* BEGIN Given information *

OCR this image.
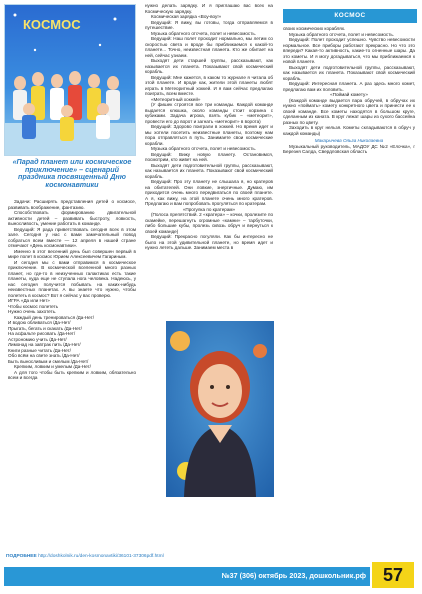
КОСМОС
«Парад планет или космическое приключение» – сценарий праздника посвященный Дню космонавтики

Задачи: Расширять представления детей о космосе, развивать воображение, фантазию.

Способствовать формированию двигательной активности детей – развивать быстроту, ловкость, выносливость, умение работать в команде.

Ведущий: Я рада приветствовать сегодня всех в этом зале. Сегодня у нас с вами замечательный повод собраться всем вместе — 12 апреля в нашей стране отмечают «День космонавтики».

Именно в этот весенний день был совершен первый в мире полет в космос Юрием Алексеевичем Гагариным.

И сегодня мы с вами отправимся в космическое приключение. В космической вселенной много разных планет, но где-то в неизученных галактиках есть такие планеты, куда еще не ступала нога человека. Надеюсь, у нас сегодня получится побывать на каких-нибудь неизвестных планетах. А вы знаете что нужно, чтобы полететь в космос? Вот я сейчас у вас проверю.

ИГРА «Да или Нет»

Чтобы космос полететь

Нужно очень захотеть.

Каждый день тренироваться /Да-Нет/

И водою обливаться /Да-Нет/

Прыгать, бегать и скакать /Да-Нет/

На асфальте рисовать /Да-Нет/

Астрономию учить /Да-Нет/

Лимонад на завтрак пить /Да-Нет/

Книги разные читать /Да-Нет/

Обо всём на свете знать /Да-Нет/

Быть выносливым и смелым /Да-Нет/

Крепким, ловким и умелым /Да-Нет/

А для того чтобы быть крепким и ловким, обязательно всем и всегда

нужно делать зарядку. И я приглашаю вас всех на Космическую зарядку.

Космическая зарядка «Воу-воу!»

Ведущий: Я вижу, вы готовы, тогда отправляемся в путешествие.

Музыка обратного отсчета, полет и невесомость.

Ведущий: Наш полет проходит нормально, мы летим со скоростью света и вроде бы приближаемся к какой-то планете... Точно, неизвестная планета. Кто же обитает на ней, сейчас узнаем.

Выходят дети старшей группы, рассказывают, как называется их планета. Показывают свой космический корабль.

Ведущий: Мне кажется, в каком то журнале я читала об этой планете. И вроде как, жители этой планеты любят играть в Метеоритный хоккей. И я вам сейчас предлагаю поиграть, всем вместе.

«Метеоритный хоккей»

(У фишек строятся все три команды. Каждой команде выдается клюшка, около команды стоит корзина с кубиками. Задача игрока, взять кубик – «метеорит», провести его до ворот и загнать «метеорит» в ворота)

Ведущий: Здорово поиграли в хоккей. Но время идет и мы хотели посетить неизвестные планеты, поэтому нам пора отправляться в путь. Занимаете свои космические корабли.

Музыка обратного отсчета, полет и невесомость.

Ведущий: Вижу новую планету. Остановимся, посмотрим, кто живет на ней.

Выходят дети подготовительной группы, рассказывают, как называется их планета. Показывают свой космический корабль.

Ведущий: Про эту планету не слышала я, но кратеров на обитателей. Они ловкие, энергичные. Думаю, им приходится очень много передвигаться по своей планете. А я, как вижу, на этой планете очень много кратеров. Предлагаю и вам попробовать прогуляться по кратерам.

«Прогулка по кратерам»

(Полоса препятствий. 2 «кратера» – кочки, пролезите по скамейке, перешагнуть огромные «камни» – тарбуточки, либо большие кубы, пролезь сквозь обруч и вернуться к своей команде)

Ведущий: Прекрасно погуляли. Как бы интересно не было на этой удивительной планете, но время идет и нужно лететь дальше. Занимаем места в

КОСМОС

своих космических кораблях.

Музыка обратного отсчета, полет и невесомость.

Ведущий: Полет проходит успешно. Чувство невесомости нормальное. Все приборы работают прекрасно. Но что это впереди? Какая-то активность, какие-то огненные шары. Да это кометы. И я могу догадываться, что мы приближаемся к новой планете.

Выходят дети подготовительной группы, рассказывают, как называется их планета. Показывают свой космический корабль.

Ведущий: Интересная планета. А раз здесь много комет, предлагаю вам их половить.

«Поймай комету»

(Каждой команде выдается пара обручей, в обручах их нужно «поймать» комету конкретного цвета и принести ее к своей команде. Все кометы находятся в большом круге, сделанным из каната. В круг лежат шары из сухого бассейна разных по цвету.

Заходить в круг нельзя. Кометы складываются в обруч у каждой команды)

Макарычева Ольга Николаевна

Музыкальный руководитель, МАДОУ ДС №2 «Елочка», г Березня Салда, Свердловская область

ПОДРОБНЕЕ http://doshkolnik.ru/den-kosmonavtiki/36101-37306pdf.html
№37 (306) октябрь 2023, дошкольник.рф 57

* END Given information *

■ **Task to carry out**: Your task is to collect every line above that contains the word "ловким".

■ **The response**:
Крепким, ловким и умелым /Да-Нет/
А для того чтобы быть крепким и ловким, обязательно всем и всегда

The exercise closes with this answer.